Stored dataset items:
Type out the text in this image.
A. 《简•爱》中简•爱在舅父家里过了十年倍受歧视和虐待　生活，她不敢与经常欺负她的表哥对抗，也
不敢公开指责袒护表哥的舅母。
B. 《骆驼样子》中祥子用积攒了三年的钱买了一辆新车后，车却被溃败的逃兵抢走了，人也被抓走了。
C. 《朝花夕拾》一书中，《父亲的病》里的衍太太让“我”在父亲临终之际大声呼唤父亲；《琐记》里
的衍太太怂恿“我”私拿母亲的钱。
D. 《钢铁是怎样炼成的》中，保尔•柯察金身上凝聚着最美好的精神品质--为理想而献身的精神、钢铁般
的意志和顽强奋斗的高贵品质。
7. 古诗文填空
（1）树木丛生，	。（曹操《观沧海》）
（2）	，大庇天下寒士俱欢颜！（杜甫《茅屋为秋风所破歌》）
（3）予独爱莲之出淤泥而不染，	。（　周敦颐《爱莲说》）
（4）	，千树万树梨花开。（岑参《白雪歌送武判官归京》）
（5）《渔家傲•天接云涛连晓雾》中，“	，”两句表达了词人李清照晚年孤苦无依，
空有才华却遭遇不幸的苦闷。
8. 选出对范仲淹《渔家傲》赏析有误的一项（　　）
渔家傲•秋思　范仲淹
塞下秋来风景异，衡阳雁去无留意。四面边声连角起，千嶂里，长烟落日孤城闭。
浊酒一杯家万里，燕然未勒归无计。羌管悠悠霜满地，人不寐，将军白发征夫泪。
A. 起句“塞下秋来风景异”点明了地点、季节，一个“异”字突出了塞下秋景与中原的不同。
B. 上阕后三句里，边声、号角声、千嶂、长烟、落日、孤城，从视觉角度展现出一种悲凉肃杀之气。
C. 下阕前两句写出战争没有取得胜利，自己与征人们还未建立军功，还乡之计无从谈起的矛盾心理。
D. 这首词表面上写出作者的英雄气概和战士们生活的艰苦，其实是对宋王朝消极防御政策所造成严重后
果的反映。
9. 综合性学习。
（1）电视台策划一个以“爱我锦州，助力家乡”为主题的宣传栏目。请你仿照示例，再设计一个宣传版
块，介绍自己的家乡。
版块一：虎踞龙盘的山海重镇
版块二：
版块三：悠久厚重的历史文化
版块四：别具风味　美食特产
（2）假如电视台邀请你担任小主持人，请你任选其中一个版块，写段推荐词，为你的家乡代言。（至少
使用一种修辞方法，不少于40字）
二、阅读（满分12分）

◆ Exercise instructions: Gather each line of the records holding the string "塞下秋来风景异".

◆ Output for this task:
塞下秋来风景异，衡阳雁去无留意。四面边声连角起，千嶂里，长烟落日孤城闭。
A. 起句“塞下秋来风景异”点明了地点、季节，一个“异”字突出了塞下秋景与中原的不同。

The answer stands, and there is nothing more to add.